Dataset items

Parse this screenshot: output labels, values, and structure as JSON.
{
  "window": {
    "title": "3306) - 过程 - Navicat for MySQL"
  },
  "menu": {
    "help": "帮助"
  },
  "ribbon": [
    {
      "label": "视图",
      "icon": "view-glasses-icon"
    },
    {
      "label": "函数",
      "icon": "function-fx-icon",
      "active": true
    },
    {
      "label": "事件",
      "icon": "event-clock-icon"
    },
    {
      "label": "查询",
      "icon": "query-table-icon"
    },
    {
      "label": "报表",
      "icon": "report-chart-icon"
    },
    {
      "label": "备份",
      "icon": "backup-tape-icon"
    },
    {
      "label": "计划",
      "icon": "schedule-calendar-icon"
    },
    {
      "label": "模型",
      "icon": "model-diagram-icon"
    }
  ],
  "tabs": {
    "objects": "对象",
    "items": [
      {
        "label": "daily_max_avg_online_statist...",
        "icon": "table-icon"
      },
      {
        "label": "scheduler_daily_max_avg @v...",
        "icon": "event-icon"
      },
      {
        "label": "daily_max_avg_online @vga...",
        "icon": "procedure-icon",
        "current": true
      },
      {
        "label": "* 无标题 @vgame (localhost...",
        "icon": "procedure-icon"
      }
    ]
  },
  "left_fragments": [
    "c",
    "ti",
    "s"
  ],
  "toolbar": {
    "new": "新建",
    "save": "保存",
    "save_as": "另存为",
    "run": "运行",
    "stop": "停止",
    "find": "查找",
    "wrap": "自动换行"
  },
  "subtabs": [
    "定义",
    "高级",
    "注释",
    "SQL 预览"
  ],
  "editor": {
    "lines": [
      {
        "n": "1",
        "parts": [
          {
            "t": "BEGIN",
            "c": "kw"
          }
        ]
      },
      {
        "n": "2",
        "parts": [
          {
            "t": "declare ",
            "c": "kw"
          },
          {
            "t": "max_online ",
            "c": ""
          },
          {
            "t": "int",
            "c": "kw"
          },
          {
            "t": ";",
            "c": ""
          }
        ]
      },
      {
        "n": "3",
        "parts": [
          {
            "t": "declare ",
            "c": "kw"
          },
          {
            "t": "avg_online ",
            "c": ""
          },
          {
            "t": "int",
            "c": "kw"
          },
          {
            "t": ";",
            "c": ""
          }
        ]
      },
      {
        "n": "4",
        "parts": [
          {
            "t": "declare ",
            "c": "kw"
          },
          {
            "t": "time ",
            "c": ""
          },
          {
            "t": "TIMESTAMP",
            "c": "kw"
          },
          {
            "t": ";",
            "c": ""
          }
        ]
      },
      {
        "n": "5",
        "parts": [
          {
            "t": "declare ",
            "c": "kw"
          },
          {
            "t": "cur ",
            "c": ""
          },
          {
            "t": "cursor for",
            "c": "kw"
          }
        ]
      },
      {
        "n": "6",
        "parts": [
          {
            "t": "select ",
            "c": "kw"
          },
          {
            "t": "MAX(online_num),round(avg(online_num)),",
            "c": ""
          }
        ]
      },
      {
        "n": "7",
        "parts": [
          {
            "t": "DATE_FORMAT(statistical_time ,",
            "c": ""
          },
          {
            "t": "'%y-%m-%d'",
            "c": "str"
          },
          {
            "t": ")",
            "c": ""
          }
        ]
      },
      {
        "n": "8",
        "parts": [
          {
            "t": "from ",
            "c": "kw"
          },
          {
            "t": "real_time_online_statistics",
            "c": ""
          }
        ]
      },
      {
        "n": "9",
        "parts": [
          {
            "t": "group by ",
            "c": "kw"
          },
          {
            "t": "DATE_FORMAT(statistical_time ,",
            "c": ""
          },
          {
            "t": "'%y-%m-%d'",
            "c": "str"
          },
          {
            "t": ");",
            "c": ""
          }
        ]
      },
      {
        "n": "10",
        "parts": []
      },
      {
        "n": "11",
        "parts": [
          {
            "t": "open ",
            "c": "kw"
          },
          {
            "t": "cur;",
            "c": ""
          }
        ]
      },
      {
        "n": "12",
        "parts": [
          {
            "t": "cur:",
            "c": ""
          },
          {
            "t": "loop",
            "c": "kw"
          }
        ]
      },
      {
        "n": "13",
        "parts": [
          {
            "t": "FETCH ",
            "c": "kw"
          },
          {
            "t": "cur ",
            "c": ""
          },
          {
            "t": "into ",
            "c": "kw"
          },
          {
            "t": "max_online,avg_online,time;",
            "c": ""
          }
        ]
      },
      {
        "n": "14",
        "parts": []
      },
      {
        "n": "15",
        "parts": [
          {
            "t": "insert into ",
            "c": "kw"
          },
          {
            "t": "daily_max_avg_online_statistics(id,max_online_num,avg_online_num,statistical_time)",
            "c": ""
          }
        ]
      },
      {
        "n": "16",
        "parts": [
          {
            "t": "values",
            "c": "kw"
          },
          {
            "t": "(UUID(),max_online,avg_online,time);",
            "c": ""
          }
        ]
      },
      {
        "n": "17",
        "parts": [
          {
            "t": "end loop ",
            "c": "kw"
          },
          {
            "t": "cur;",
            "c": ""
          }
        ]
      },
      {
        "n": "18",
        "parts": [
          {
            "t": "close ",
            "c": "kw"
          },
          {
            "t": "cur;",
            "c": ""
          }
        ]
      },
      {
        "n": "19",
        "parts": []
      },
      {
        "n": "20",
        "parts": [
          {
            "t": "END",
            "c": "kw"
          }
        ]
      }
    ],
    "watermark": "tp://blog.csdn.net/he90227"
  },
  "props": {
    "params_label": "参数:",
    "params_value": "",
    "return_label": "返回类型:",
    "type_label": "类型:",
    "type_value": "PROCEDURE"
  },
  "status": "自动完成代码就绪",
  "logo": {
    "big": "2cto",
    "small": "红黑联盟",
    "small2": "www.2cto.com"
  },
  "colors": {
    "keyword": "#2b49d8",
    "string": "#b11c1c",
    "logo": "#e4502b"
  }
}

WORK REQUIRED —
Output every line above without altering anything.

COMPLETED EXERCISE —
Parse this screenshot: output labels, values, and structure as JSON.
{
  "window": {
    "title": "3306) - 过程 - Navicat for MySQL"
  },
  "menu": {
    "help": "帮助"
  },
  "ribbon": [
    {
      "label": "视图",
      "icon": "view-glasses-icon"
    },
    {
      "label": "函数",
      "icon": "function-fx-icon",
      "active": true
    },
    {
      "label": "事件",
      "icon": "event-clock-icon"
    },
    {
      "label": "查询",
      "icon": "query-table-icon"
    },
    {
      "label": "报表",
      "icon": "report-chart-icon"
    },
    {
      "label": "备份",
      "icon": "backup-tape-icon"
    },
    {
      "label": "计划",
      "icon": "schedule-calendar-icon"
    },
    {
      "label": "模型",
      "icon": "model-diagram-icon"
    }
  ],
  "tabs": {
    "objects": "对象",
    "items": [
      {
        "label": "daily_max_avg_online_statist...",
        "icon": "table-icon"
      },
      {
        "label": "scheduler_daily_max_avg @v...",
        "icon": "event-icon"
      },
      {
        "label": "daily_max_avg_online @vga...",
        "icon": "procedure-icon",
        "current": true
      },
      {
        "label": "* 无标题 @vgame (localhost...",
        "icon": "procedure-icon"
      }
    ]
  },
  "left_fragments": [
    "c",
    "ti",
    "s"
  ],
  "toolbar": {
    "new": "新建",
    "save": "保存",
    "save_as": "另存为",
    "run": "运行",
    "stop": "停止",
    "find": "查找",
    "wrap": "自动换行"
  },
  "subtabs": [
    "定义",
    "高级",
    "注释",
    "SQL 预览"
  ],
  "editor": {
    "lines": [
      {
        "n": "1",
        "parts": [
          {
            "t": "BEGIN",
            "c": "kw"
          }
        ]
      },
      {
        "n": "2",
        "parts": [
          {
            "t": "declare ",
            "c": "kw"
          },
          {
            "t": "max_online ",
            "c": ""
          },
          {
            "t": "int",
            "c": "kw"
          },
          {
            "t": ";",
            "c": ""
          }
        ]
      },
      {
        "n": "3",
        "parts": [
          {
            "t": "declare ",
            "c": "kw"
          },
          {
            "t": "avg_online ",
            "c": ""
          },
          {
            "t": "int",
            "c": "kw"
          },
          {
            "t": ";",
            "c": ""
          }
        ]
      },
      {
        "n": "4",
        "parts": [
          {
            "t": "declare ",
            "c": "kw"
          },
          {
            "t": "time ",
            "c": ""
          },
          {
            "t": "TIMESTAMP",
            "c": "kw"
          },
          {
            "t": ";",
            "c": ""
          }
        ]
      },
      {
        "n": "5",
        "parts": [
          {
            "t": "declare ",
            "c": "kw"
          },
          {
            "t": "cur ",
            "c": ""
          },
          {
            "t": "cursor for",
            "c": "kw"
          }
        ]
      },
      {
        "n": "6",
        "parts": [
          {
            "t": "select ",
            "c": "kw"
          },
          {
            "t": "MAX(online_num),round(avg(online_num)),",
            "c": ""
          }
        ]
      },
      {
        "n": "7",
        "parts": [
          {
            "t": "DATE_FORMAT(statistical_time ,",
            "c": ""
          },
          {
            "t": "'%y-%m-%d'",
            "c": "str"
          },
          {
            "t": ")",
            "c": ""
          }
        ]
      },
      {
        "n": "8",
        "parts": [
          {
            "t": "from ",
            "c": "kw"
          },
          {
            "t": "real_time_online_statistics",
            "c": ""
          }
        ]
      },
      {
        "n": "9",
        "parts": [
          {
            "t": "group by ",
            "c": "kw"
          },
          {
            "t": "DATE_FORMAT(statistical_time ,",
            "c": ""
          },
          {
            "t": "'%y-%m-%d'",
            "c": "str"
          },
          {
            "t": ");",
            "c": ""
          }
        ]
      },
      {
        "n": "10",
        "parts": []
      },
      {
        "n": "11",
        "parts": [
          {
            "t": "open ",
            "c": "kw"
          },
          {
            "t": "cur;",
            "c": ""
          }
        ]
      },
      {
        "n": "12",
        "parts": [
          {
            "t": "cur:",
            "c": ""
          },
          {
            "t": "loop",
            "c": "kw"
          }
        ]
      },
      {
        "n": "13",
        "parts": [
          {
            "t": "FETCH ",
            "c": "kw"
          },
          {
            "t": "cur ",
            "c": ""
          },
          {
            "t": "into ",
            "c": "kw"
          },
          {
            "t": "max_online,avg_online,time;",
            "c": ""
          }
        ]
      },
      {
        "n": "14",
        "parts": []
      },
      {
        "n": "15",
        "parts": [
          {
            "t": "insert into ",
            "c": "kw"
          },
          {
            "t": "daily_max_avg_online_statistics(id,max_online_num,avg_online_num,statistical_time)",
            "c": ""
          }
        ]
      },
      {
        "n": "16",
        "parts": [
          {
            "t": "values",
            "c": "kw"
          },
          {
            "t": "(UUID(),max_online,avg_online,time);",
            "c": ""
          }
        ]
      },
      {
        "n": "17",
        "parts": [
          {
            "t": "end loop ",
            "c": "kw"
          },
          {
            "t": "cur;",
            "c": ""
          }
        ]
      },
      {
        "n": "18",
        "parts": [
          {
            "t": "close ",
            "c": "kw"
          },
          {
            "t": "cur;",
            "c": ""
          }
        ]
      },
      {
        "n": "19",
        "parts": []
      },
      {
        "n": "20",
        "parts": [
          {
            "t": "END",
            "c": "kw"
          }
        ]
      }
    ],
    "watermark": "tp://blog.csdn.net/he90227"
  },
  "props": {
    "params_label": "参数:",
    "params_value": "",
    "return_label": "返回类型:",
    "type_label": "类型:",
    "type_value": "PROCEDURE"
  },
  "status": "自动完成代码就绪",
  "logo": {
    "big": "2cto",
    "small": "红黑联盟",
    "small2": "www.2cto.com"
  },
  "colors": {
    "keyword": "#2b49d8",
    "string": "#b11c1c",
    "logo": "#e4502b"
  }
}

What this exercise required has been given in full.